_Passage to read:_
*** Begin section ***
The past 15 years have been exciting ones in plant biology. Hundreds of plant genomes have been sequenced, RNA-seq has enabled transcriptome-wide expression profiling, and a proliferation of “-seq”-based methods has permitted protein-protein and protein-DNA interactions to be determined cheaply and in a high-throughput manner. These data sets in turn allow us to generate hypotheses at the click of a mouse. For instance, knowing where and when a gene is expressed can help us narrow down the phenotypic search space when we don’t see a phenotype in a gene mutant under “normal” growth conditions. Coexpression analyses and association networks can provide high-quality candidate genes involved in a biological process of interest. Using Gene Ontology enrichment analysis and pathway visualization tools can help us make sense of our own ‘omics experiments and answer the question “what processes/pathways are being perturbed in our mutant of interest?”
Structure: each of the 6 week hands-on modules consists of a ~2 minute intro, a ~20 minute theory mini-lecture, a 1.5 hour hands-on lab, an optional ~20 minute lab discussion if experiencing difficulties with lab, and a ~2 minute summary.
Tools covered [Material updated in June 2022]:
Module 1: GENOMIC DBs / PRECOMPUTED GENE TREES / PROTEIN TOOLS. Araport, TAIR, Gramene, EnsemblPlants Compara, PLAZA; SUBA4 and Cell eFP Browser, 1001 Genomes Browser
Module 2: EXPRESSION TOOLS. eFP Browser / eFP-Seq Browser, Araport, Genevestigator, TravaDB, NCBI Genome Data Viewer for exploring RNA-seq data for many plant species, MPSS database for small RNAs
Module 3: COEXPRESSION TOOLS. ATTED II, Expression Angler, AraNet, AtCAST2
Module 4: PROMOTER ANALYSIS. Cistome, MEME, ePlant
Module 5: GO ENRICHMENT ANALYSIS AND PATHWAY VIZUALIZATION. AgriGO, AmiGO, Classification SuperViewer, TAIR, g:profiler, AraCyc, MapMan (optional: Plant Reactome)
*** End section ***
_Prompt 1:_
Translate this sentence from the course description into Spanish: "Coexpression analyses and association networks can provide high-quality candidate genes involved in a biological process of interest."
_Prompt 2:_
Write out everything in the course description from "Structure: each of" down to "a ~2 minute summary.", word for word.
The lines after the course description are not needed.

_Provided data:_
*** Begin section ***
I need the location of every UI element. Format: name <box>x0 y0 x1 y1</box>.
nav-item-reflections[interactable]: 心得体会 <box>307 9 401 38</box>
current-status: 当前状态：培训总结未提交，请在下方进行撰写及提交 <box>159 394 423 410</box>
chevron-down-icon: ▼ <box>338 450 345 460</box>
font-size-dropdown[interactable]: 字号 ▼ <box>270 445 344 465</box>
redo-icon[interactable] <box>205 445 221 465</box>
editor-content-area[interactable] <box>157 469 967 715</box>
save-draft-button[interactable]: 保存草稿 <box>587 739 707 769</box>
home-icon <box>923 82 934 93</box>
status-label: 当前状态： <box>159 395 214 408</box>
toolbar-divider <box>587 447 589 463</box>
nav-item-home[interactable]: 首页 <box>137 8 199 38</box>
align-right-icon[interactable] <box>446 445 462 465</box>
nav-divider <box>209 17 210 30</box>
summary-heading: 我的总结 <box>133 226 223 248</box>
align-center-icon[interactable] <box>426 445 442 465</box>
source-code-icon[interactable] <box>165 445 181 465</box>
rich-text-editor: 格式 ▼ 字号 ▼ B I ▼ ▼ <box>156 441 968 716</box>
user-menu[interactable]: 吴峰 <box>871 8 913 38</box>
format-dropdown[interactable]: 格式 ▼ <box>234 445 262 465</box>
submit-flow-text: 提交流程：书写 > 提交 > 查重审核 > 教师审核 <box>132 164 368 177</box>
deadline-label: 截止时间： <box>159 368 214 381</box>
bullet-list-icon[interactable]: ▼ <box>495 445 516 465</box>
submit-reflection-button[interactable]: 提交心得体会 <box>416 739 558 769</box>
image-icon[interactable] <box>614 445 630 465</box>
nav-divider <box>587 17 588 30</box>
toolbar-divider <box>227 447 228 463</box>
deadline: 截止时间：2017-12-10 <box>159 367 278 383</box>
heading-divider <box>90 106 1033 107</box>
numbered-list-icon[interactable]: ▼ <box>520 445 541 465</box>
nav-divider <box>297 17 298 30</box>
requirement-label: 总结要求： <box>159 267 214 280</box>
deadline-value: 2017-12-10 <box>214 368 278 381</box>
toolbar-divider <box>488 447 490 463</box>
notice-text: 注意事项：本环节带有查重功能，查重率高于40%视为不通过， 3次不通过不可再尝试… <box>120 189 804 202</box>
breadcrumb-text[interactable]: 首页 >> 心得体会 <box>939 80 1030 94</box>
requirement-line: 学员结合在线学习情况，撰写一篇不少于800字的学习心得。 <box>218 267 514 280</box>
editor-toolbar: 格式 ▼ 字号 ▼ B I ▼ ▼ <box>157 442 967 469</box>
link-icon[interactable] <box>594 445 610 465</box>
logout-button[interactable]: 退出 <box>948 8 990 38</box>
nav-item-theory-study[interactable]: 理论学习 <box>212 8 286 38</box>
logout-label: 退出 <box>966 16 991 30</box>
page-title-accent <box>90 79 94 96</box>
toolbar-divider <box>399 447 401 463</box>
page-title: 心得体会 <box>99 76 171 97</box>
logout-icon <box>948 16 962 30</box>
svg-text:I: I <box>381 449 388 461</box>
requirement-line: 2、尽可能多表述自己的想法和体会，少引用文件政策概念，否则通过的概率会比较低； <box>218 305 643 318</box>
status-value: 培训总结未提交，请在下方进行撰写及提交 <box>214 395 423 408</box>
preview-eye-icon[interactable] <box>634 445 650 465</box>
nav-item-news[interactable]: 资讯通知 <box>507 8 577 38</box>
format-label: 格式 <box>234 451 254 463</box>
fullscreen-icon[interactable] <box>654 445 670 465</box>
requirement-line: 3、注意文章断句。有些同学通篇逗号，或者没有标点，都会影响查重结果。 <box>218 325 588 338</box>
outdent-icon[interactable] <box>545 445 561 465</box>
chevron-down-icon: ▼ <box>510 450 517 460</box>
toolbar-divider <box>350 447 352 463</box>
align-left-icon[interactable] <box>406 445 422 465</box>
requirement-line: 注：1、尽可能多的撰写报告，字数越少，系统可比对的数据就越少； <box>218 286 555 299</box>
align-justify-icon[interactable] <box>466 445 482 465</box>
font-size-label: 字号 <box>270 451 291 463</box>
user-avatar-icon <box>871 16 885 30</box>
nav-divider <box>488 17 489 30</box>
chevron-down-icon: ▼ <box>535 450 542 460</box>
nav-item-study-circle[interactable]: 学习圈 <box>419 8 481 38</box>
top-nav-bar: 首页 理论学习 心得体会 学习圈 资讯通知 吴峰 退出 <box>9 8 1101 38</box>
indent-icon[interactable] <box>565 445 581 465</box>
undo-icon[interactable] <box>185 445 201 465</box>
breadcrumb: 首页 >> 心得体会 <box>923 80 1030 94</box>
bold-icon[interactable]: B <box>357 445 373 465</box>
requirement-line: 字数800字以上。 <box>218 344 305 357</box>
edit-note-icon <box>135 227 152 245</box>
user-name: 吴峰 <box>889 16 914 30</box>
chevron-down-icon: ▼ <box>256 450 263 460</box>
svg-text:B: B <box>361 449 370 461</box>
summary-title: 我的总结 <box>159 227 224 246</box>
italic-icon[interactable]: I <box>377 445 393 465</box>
*** End section ***
_Response 1:_
Los análisis de coexpresión y las redes de asociación pueden proporcionar genes candidatos de alta calidad implicados en un proceso biológico de interés.

_Response 2:_
Structure: each of the 6 week hands-on modules consists of a ~2 minute intro, a ~20 minute theory mini-lecture, a 1.5 hour hands-on lab, an optional ~20 minute lab discussion if experiencing difficulties with lab, and a ~2 minute summary.